::: Provided material :::

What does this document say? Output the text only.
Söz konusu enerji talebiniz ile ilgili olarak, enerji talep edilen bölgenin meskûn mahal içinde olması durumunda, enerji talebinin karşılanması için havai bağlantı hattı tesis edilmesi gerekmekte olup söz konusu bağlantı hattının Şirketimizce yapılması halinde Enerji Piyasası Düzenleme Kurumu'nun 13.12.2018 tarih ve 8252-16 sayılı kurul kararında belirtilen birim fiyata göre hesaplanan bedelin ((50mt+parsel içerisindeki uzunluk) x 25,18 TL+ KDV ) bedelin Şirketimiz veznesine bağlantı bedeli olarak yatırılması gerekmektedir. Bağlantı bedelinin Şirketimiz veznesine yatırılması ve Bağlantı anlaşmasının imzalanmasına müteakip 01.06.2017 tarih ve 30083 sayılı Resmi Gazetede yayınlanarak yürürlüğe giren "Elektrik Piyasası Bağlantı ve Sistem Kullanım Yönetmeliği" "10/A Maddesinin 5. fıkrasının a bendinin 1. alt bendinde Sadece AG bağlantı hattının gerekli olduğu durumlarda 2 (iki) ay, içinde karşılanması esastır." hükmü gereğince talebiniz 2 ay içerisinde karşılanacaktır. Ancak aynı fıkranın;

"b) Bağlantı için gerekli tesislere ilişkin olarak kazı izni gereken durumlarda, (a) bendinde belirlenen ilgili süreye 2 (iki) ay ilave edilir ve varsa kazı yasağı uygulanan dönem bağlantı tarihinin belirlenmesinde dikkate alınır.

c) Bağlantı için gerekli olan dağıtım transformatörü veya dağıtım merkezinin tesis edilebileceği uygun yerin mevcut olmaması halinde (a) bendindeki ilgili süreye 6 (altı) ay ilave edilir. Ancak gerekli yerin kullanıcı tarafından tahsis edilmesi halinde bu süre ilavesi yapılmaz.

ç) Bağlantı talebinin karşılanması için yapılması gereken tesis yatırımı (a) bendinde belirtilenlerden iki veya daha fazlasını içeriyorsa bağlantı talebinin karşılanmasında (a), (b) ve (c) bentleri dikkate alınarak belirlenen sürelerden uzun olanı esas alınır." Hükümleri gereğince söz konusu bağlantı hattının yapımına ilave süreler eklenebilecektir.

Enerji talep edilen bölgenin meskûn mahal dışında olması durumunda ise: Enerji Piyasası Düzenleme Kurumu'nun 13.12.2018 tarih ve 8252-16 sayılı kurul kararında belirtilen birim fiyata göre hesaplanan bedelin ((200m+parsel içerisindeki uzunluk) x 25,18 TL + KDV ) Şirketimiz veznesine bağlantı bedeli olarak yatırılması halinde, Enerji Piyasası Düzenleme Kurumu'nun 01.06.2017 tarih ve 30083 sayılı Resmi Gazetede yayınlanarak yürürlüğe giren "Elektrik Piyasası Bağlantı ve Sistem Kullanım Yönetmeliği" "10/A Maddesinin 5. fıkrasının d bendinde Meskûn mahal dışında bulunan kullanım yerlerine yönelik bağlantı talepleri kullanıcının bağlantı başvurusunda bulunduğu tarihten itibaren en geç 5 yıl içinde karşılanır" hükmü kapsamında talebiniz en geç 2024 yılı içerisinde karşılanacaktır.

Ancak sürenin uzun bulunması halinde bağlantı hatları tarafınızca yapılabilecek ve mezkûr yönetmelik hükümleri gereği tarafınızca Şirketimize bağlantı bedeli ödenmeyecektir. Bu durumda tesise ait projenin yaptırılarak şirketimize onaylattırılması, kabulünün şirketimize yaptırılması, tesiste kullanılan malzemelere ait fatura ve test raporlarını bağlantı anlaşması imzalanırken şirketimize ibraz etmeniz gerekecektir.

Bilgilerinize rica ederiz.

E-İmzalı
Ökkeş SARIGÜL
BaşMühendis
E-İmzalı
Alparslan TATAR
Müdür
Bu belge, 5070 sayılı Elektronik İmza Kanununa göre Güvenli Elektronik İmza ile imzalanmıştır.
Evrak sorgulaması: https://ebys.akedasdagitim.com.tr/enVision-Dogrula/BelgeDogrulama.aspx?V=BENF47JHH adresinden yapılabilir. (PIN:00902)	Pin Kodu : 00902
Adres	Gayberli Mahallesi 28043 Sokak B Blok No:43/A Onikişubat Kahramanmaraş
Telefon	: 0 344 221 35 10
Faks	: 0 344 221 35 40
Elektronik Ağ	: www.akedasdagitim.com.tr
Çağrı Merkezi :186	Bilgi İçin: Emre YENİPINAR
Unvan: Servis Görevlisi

:::

Direction ▸
Repeat all the records. Match each line exactly.

Answer for this exercise ▸
What does this document say? Output the text only.
Söz konusu enerji talebiniz ile ilgili olarak, enerji talep edilen bölgenin meskûn mahal içinde olması durumunda, enerji talebinin karşılanması için havai bağlantı hattı tesis edilmesi gerekmekte olup söz konusu bağlantı hattının Şirketimizce yapılması halinde Enerji Piyasası Düzenleme Kurumu'nun 13.12.2018 tarih ve 8252-16 sayılı kurul kararında belirtilen birim fiyata göre hesaplanan bedelin ((50mt+parsel içerisindeki uzunluk) x 25,18 TL+ KDV ) bedelin Şirketimiz veznesine bağlantı bedeli olarak yatırılması gerekmektedir. Bağlantı bedelinin Şirketimiz veznesine yatırılması ve Bağlantı anlaşmasının imzalanmasına müteakip 01.06.2017 tarih ve 30083 sayılı Resmi Gazetede yayınlanarak yürürlüğe giren "Elektrik Piyasası Bağlantı ve Sistem Kullanım Yönetmeliği" "10/A Maddesinin 5. fıkrasının a bendinin 1. alt bendinde Sadece AG bağlantı hattının gerekli olduğu durumlarda 2 (iki) ay, içinde karşılanması esastır." hükmü gereğince talebiniz 2 ay içerisinde karşılanacaktır. Ancak aynı fıkranın;

"b) Bağlantı için gerekli tesislere ilişkin olarak kazı izni gereken durumlarda, (a) bendinde belirlenen ilgili süreye 2 (iki) ay ilave edilir ve varsa kazı yasağı uygulanan dönem bağlantı tarihinin belirlenmesinde dikkate alınır.

c) Bağlantı için gerekli olan dağıtım transformatörü veya dağıtım merkezinin tesis edilebileceği uygun yerin mevcut olmaması halinde (a) bendindeki ilgili süreye 6 (altı) ay ilave edilir. Ancak gerekli yerin kullanıcı tarafından tahsis edilmesi halinde bu süre ilavesi yapılmaz.

ç) Bağlantı talebinin karşılanması için yapılması gereken tesis yatırımı (a) bendinde belirtilenlerden iki veya daha fazlasını içeriyorsa bağlantı talebinin karşılanmasında (a), (b) ve (c) bentleri dikkate alınarak belirlenen sürelerden uzun olanı esas alınır." Hükümleri gereğince söz konusu bağlantı hattının yapımına ilave süreler eklenebilecektir.

Enerji talep edilen bölgenin meskûn mahal dışında olması durumunda ise: Enerji Piyasası Düzenleme Kurumu'nun 13.12.2018 tarih ve 8252-16 sayılı kurul kararında belirtilen birim fiyata göre hesaplanan bedelin ((200m+parsel içerisindeki uzunluk) x 25,18 TL + KDV ) Şirketimiz veznesine bağlantı bedeli olarak yatırılması halinde, Enerji Piyasası Düzenleme Kurumu'nun 01.06.2017 tarih ve 30083 sayılı Resmi Gazetede yayınlanarak yürürlüğe giren "Elektrik Piyasası Bağlantı ve Sistem Kullanım Yönetmeliği" "10/A Maddesinin 5. fıkrasının d bendinde Meskûn mahal dışında bulunan kullanım yerlerine yönelik bağlantı talepleri kullanıcının bağlantı başvurusunda bulunduğu tarihten itibaren en geç 5 yıl içinde karşılanır" hükmü kapsamında talebiniz en geç 2024 yılı içerisinde karşılanacaktır.

Ancak sürenin uzun bulunması halinde bağlantı hatları tarafınızca yapılabilecek ve mezkûr yönetmelik hükümleri gereği tarafınızca Şirketimize bağlantı bedeli ödenmeyecektir. Bu durumda tesise ait projenin yaptırılarak şirketimize onaylattırılması, kabulünün şirketimize yaptırılması, tesiste kullanılan malzemelere ait fatura ve test raporlarını bağlantı anlaşması imzalanırken şirketimize ibraz etmeniz gerekecektir.

Bilgilerinize rica ederiz.

E-İmzalı
Ökkeş SARIGÜL
BaşMühendis
E-İmzalı
Alparslan TATAR
Müdür
Bu belge, 5070 sayılı Elektronik İmza Kanununa göre Güvenli Elektronik İmza ile imzalanmıştır.
Evrak sorgulaması: https://ebys.akedasdagitim.com.tr/enVision-Dogrula/BelgeDogrulama.aspx?V=BENF47JHH adresinden yapılabilir. (PIN:00902)	Pin Kodu : 00902
Adres	Gayberli Mahallesi 28043 Sokak B Blok No:43/A Onikişubat Kahramanmaraş
Telefon	: 0 344 221 35 10
Faks	: 0 344 221 35 40
Elektronik Ağ	: www.akedasdagitim.com.tr
Çağrı Merkezi :186	Bilgi İçin: Emre YENİPINAR
Unvan: Servis Görevlisi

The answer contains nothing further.